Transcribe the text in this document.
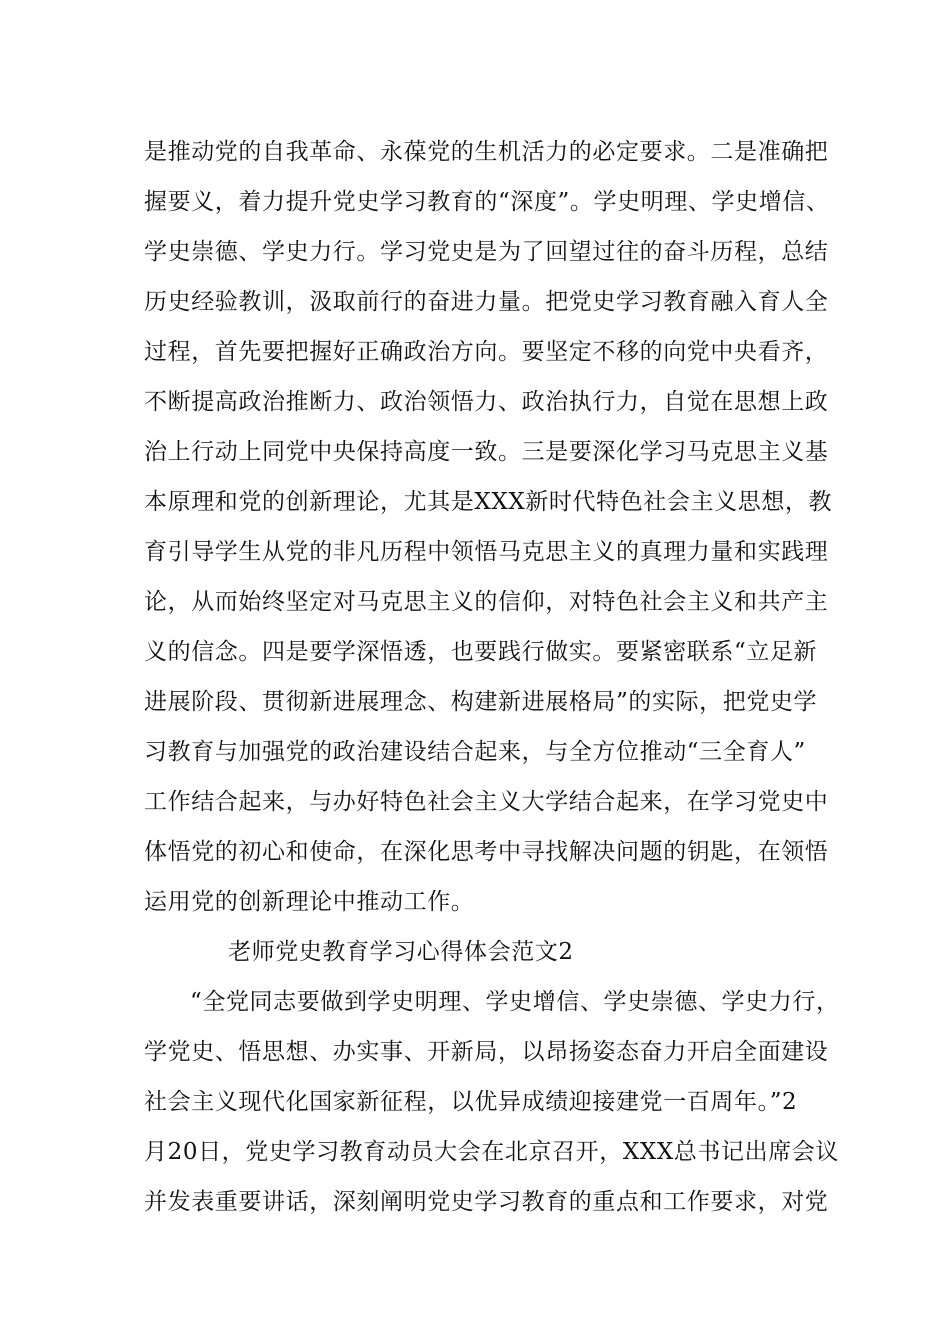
是推动党的自我革命、永葆党的生机活力的必定要求。二是准确把
握要义，着力提升党史学习教育的“深度”。学史明理、学史增信、
学史崇德、学史力行。学习党史是为了回望过往的奋斗历程，总结
历史经验教训，汲取前行的奋进力量。把党史学习教育融入育人全
过程，首先要把握好正确政治方向。要坚定不移的向党中央看齐，
不断提高政治推断力、政治领悟力、政治执行力，自觉在思想上政
治上行动上同党中央保持高度一致。三是要深化学习马克思主义基
本原理和党的创新理论，尤其是XXX新时代特色社会主义思想，教
育引导学生从党的非凡历程中领悟马克思主义的真理力量和实践理
论，从而始终坚定对马克思主义的信仰，对特色社会主义和共产主
义的信念。四是要学深悟透，也要践行做实。要紧密联系“立足新
进展阶段、贯彻新进展理念、构建新进展格局”的实际，把党史学
习教育与加强党的政治建设结合起来，与全方位推动“三全育人”
工作结合起来，与办好特色社会主义大学结合起来，在学习党史中
体悟党的初心和使命，在深化思考中寻找解决问题的钥匙，在领悟
运用党的创新理论中推动工作。
老师党史教育学习心得体会范文2
“全党同志要做到学史明理、学史增信、学史崇德、学史力行，
学党史、悟思想、办实事、开新局，以昂扬姿态奋力开启全面建设
社会主义现代化国家新征程，以优异成绩迎接建党一百周年。”2
月20日，党史学习教育动员大会在北京召开，XXX总书记出席会议
并发表重要讲话，深刻阐明党史学习教育的重点和工作要求，对党
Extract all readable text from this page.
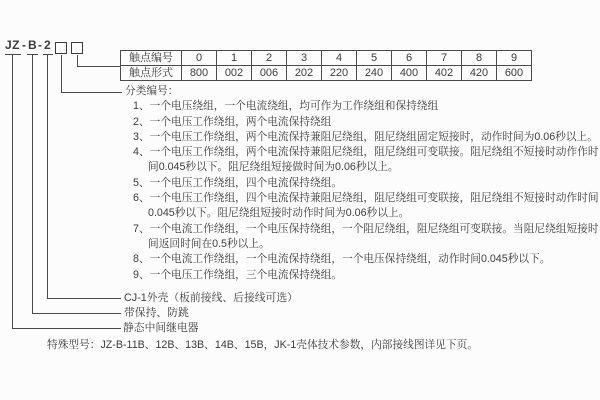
JZ - B - 2
触点编号	0	1	2	3	4	5	6	7	8	9
触点形式	800	002	006	202	220	240	400	402	420	600
分类编号：
1、一个电压绕组，一个电流绕组，均可作为工作绕组和保持绕组
2、一个电压工作绕组，两个电流保持绕组
3、一个电压工作绕组，两个电流保持兼阻尼绕组，阻尼绕组固定短接时，动作时间为0.06秒以上。
4、一个电压工作绕组，两个电流保持兼阻尼绕组，阻尼绕组可变联接。阻尼绕组不短接时动作作时
间0.045秒以下。阻尼绕组短接做时间为0.06秒以上。
5、一个电压工作绕组，四个电流保持绕组。
6、一个电压工作绕组，四个电流保持兼阻尼绕组，阻尼绕组可变联接，阻尼绕组不短接时动作时间
0.045秒以下。阻尼绕组短接时动作时间为0.06秒以上。
7、一个电流工作绕组，一个电压保持绕组，一个阻尼绕组，阻尼绕组可变联接。当阻尼绕组短接时
间返回时间在0.5秒以上。
8、一个电流工作绕组，一个电流保持绕组，一个电压保持绕组，动作时间0.045秒以下。
9、一个电压工作绕组，三个电流保持绕组。
CJ-1外壳（板前接线、后接线可选）
带保持、防跳
静态中间继电器
特殊型号：JZ-B-11B、12B、13B、14B、15B，JK-1壳体技术参数，内部接线图详见下页。
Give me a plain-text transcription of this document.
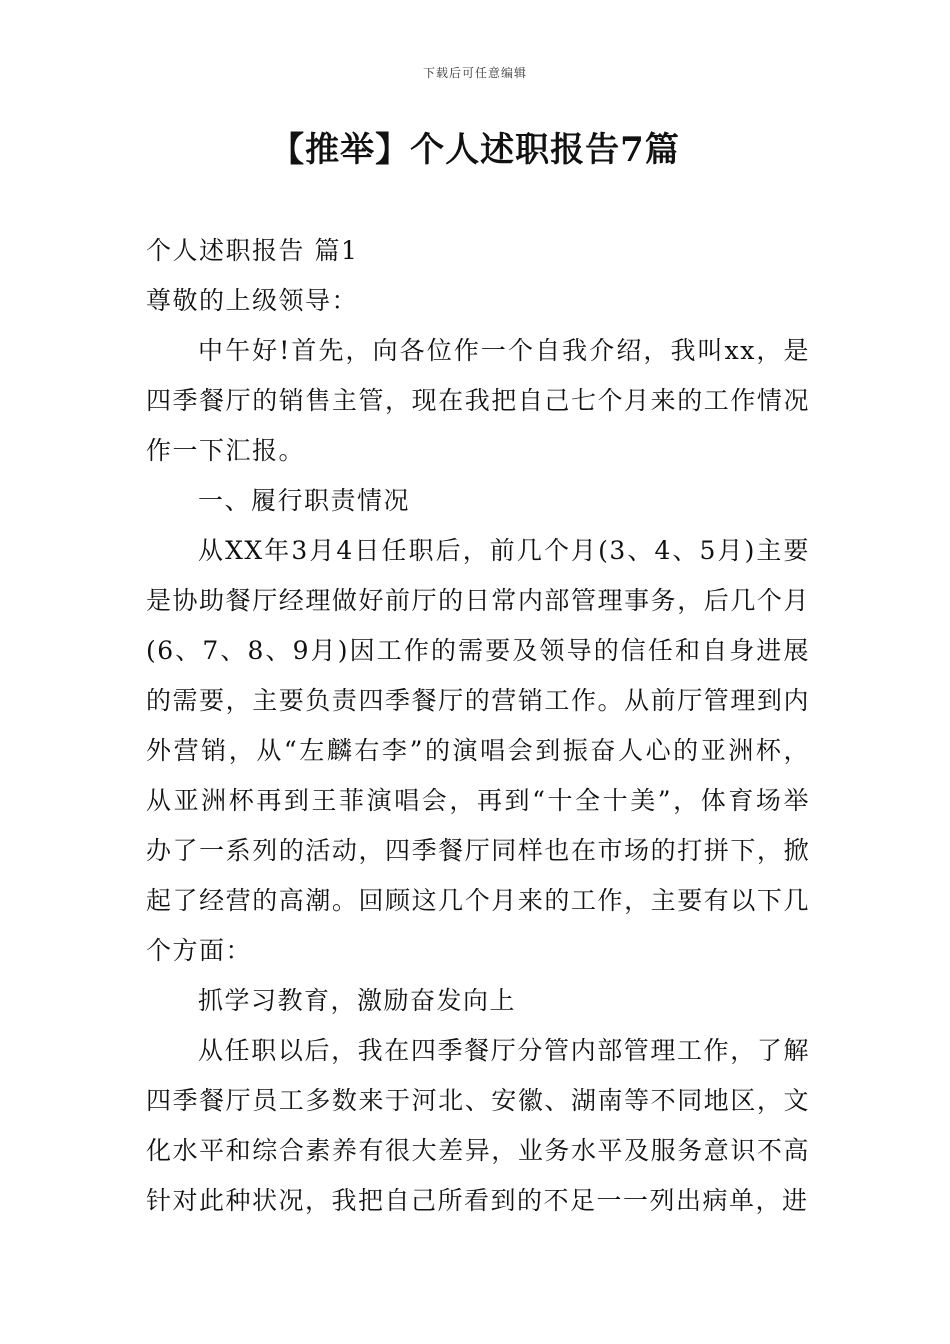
下载后可任意编辑
【推举】个人述职报告7篇

个人述职报告 篇1

尊敬的上级领导：

中午好!首先，向各位作一个自我介绍，我叫xx，是四季餐厅的销售主管，现在我把自己七个月来的工作情况作一下汇报。

一、履行职责情况

从XX年3月4日任职后，前几个月(3、4、5月)主要是协助餐厅经理做好前厅的日常内部管理事务，后几个月(6、7、8、9月)因工作的需要及领导的信任和自身进展的需要，主要负责四季餐厅的营销工作。从前厅管理到内外营销，从“左麟右李”的演唱会到振奋人心的亚洲杯，从亚洲杯再到王菲演唱会，再到“十全十美”，体育场举办了一系列的活动，四季餐厅同样也在市场的打拼下，掀起了经营的高潮。回顾这几个月来的工作，主要有以下几个方面：

抓学习教育，激励奋发向上

从任职以后，我在四季餐厅分管内部管理工作，了解四季餐厅员工多数来于河北、安徽、湖南等不同地区，文化水平和综合素养有很大差异，业务水平及服务意识不高针对此种状况，我把自己所看到的不足一一列出病单，进
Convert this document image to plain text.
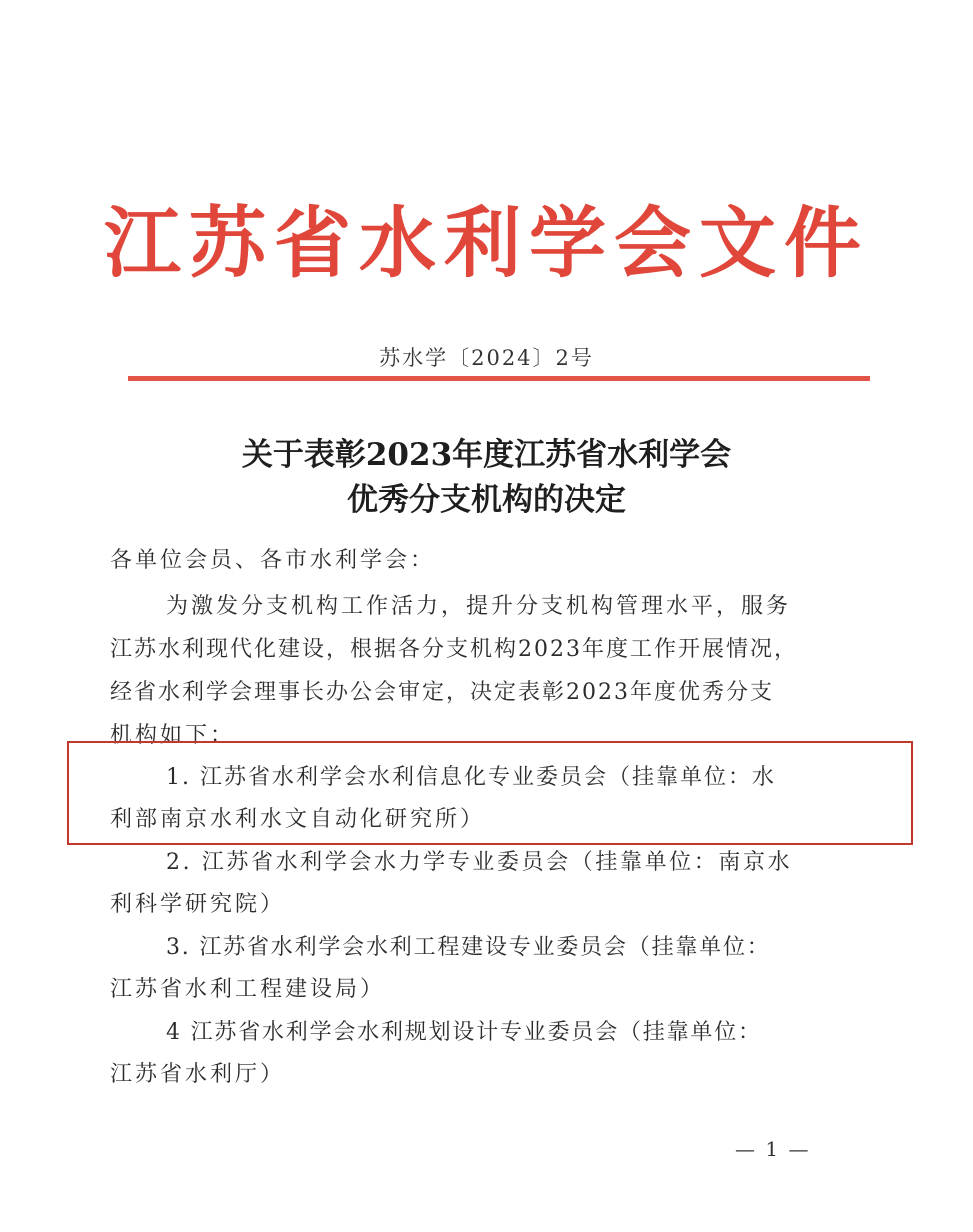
江苏省水利学会文件
苏水学〔2024〕2号
关于表彰2023年度江苏省水利学会
优秀分支机构的决定
各单位会员、各市水利学会：
为激发分支机构工作活力，提升分支机构管理水平，服务
江苏水利现代化建设，根据各分支机构2023年度工作开展情况，
经省水利学会理事长办公会审定，决定表彰2023年度优秀分支
机构如下：
1. 江苏省水利学会水利信息化专业委员会（挂靠单位：水
利部南京水利水文自动化研究所）
2. 江苏省水利学会水力学专业委员会（挂靠单位：南京水
利科学研究院）
3. 江苏省水利学会水利工程建设专业委员会（挂靠单位：
江苏省水利工程建设局）
4 江苏省水利学会水利规划设计专业委员会（挂靠单位：
江苏省水利厅）
— 1 —
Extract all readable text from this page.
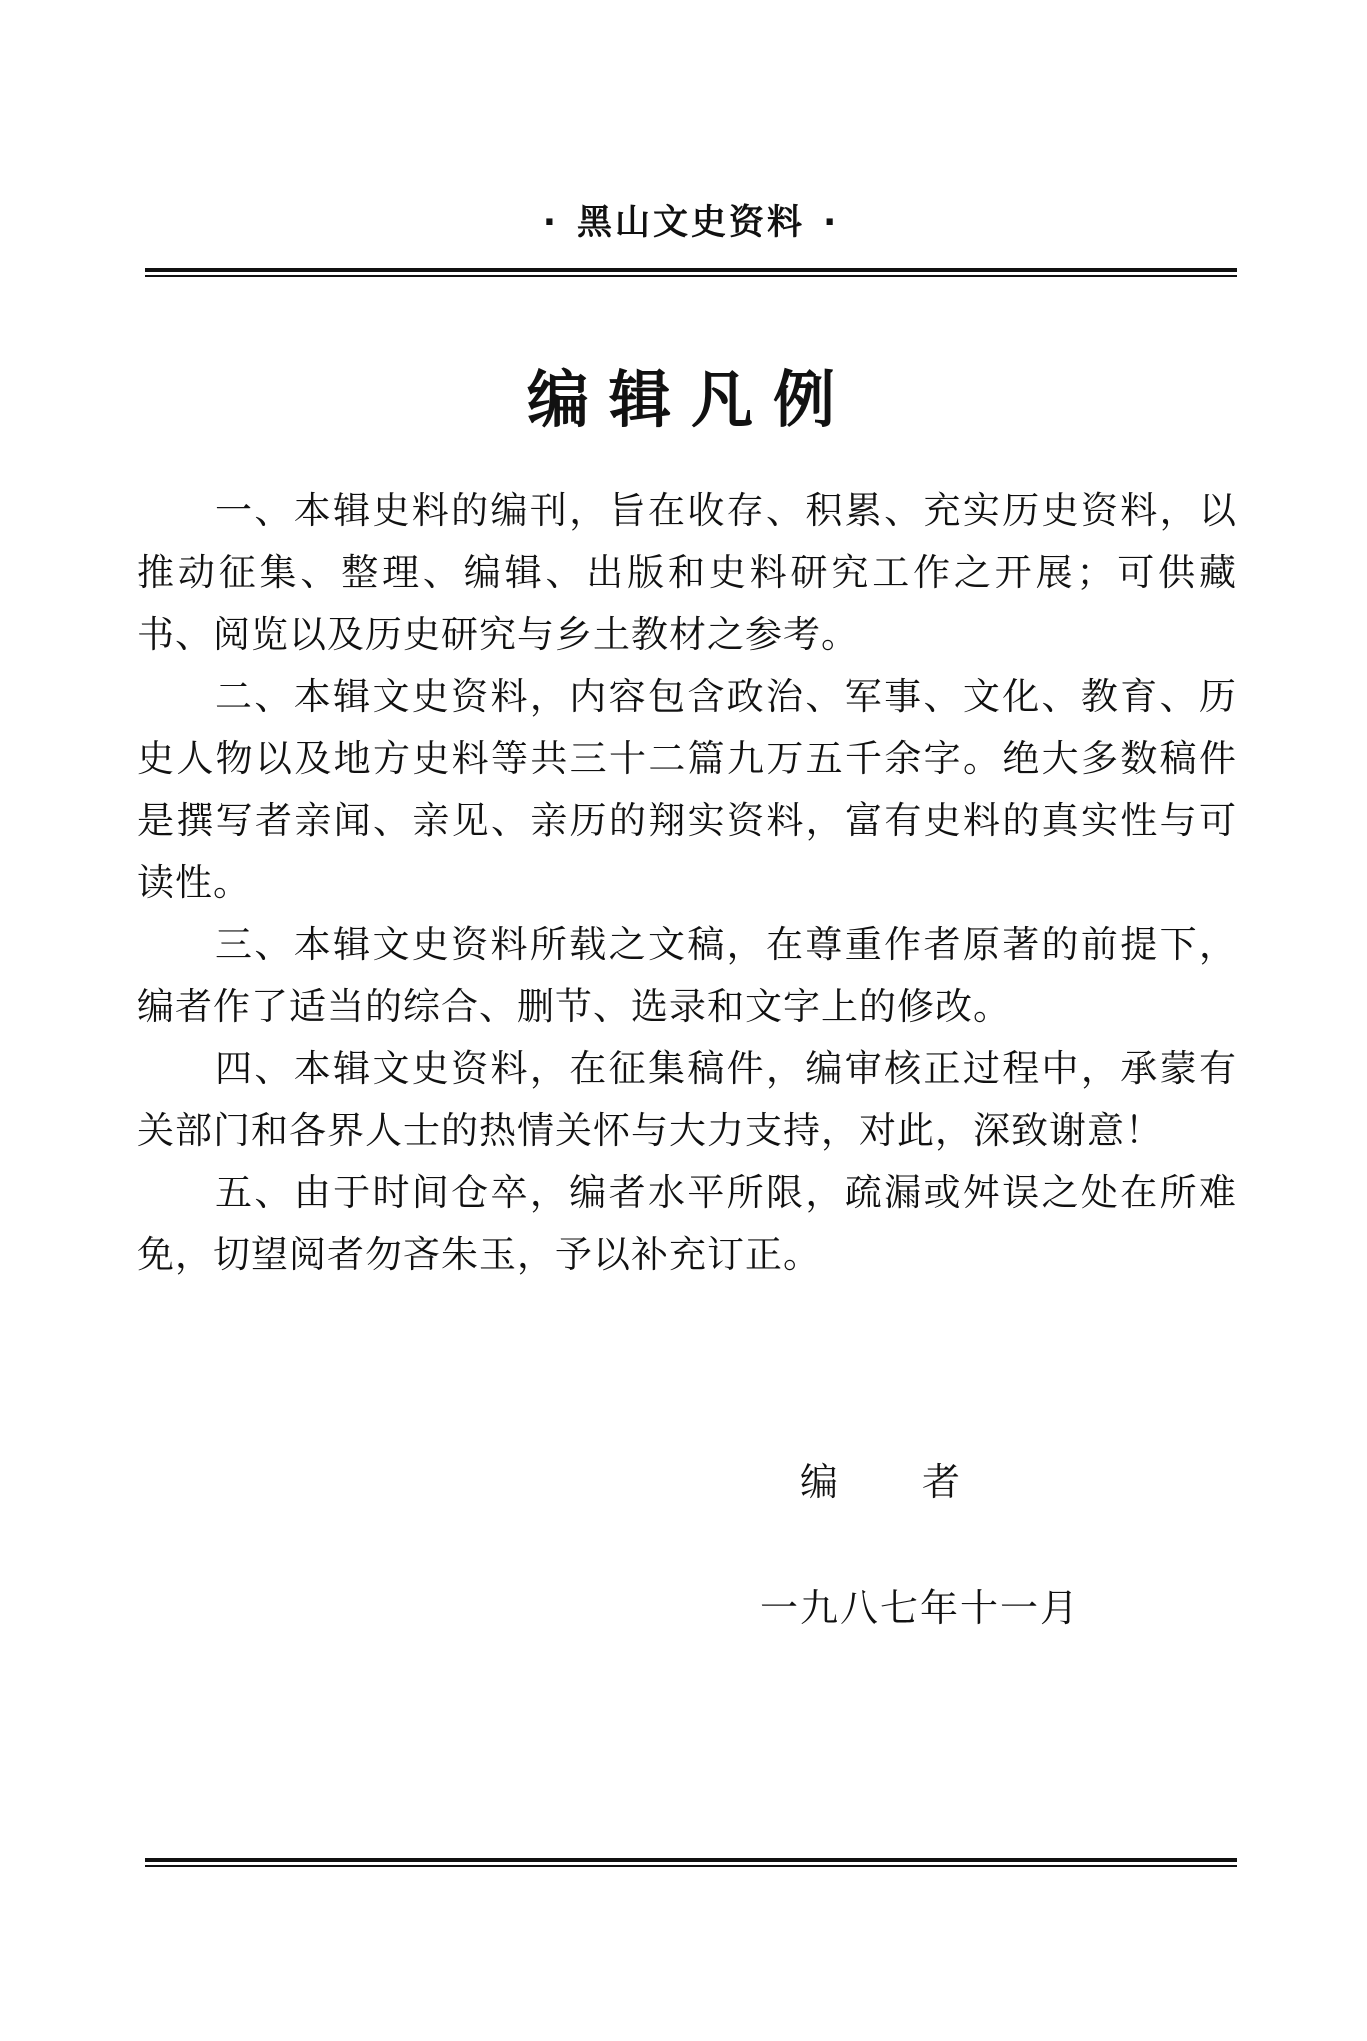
· 黑山文史资料 ·
编辑凡例

一、本辑史料的编刊，旨在收存、积累、充实历史资料，以推动征集、整理、编辑、出版和史料研究工作之开展；可供藏书、阅览以及历史研究与乡土教材之参考。

二、本辑文史资料，内容包含政治、军事、文化、教育、历史人物以及地方史料等共三十二篇九万五千余字。绝大多数稿件是撰写者亲闻、亲见、亲历的翔实资料，富有史料的真实性与可读性。

三、本辑文史资料所载之文稿，在尊重作者原著的前提下，编者作了适当的综合、删节、选录和文字上的修改。

四、本辑文史资料，在征集稿件，编审核正过程中，承蒙有关部门和各界人士的热情关怀与大力支持，对此，深致谢意！

五、由于时间仓卒，编者水平所限，疏漏或舛误之处在所难免，切望阅者勿吝朱玉，予以补充订正。

编者
一九八七年十一月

++++

*Exercise*: Above are the records. Copy every line in them holding "两个电流保持兼阻尼绕组".

*Exercise output*:
3、一个电压工作绕组，两个电流保持兼阻尼绕组，阻尼绕组固定短接时，动作时间为0.06秒以上。
4、一个电压工作绕组，两个电流保持兼阻尼绕组，阻尼绕组可变联接。阻尼绕组不短接时动作作时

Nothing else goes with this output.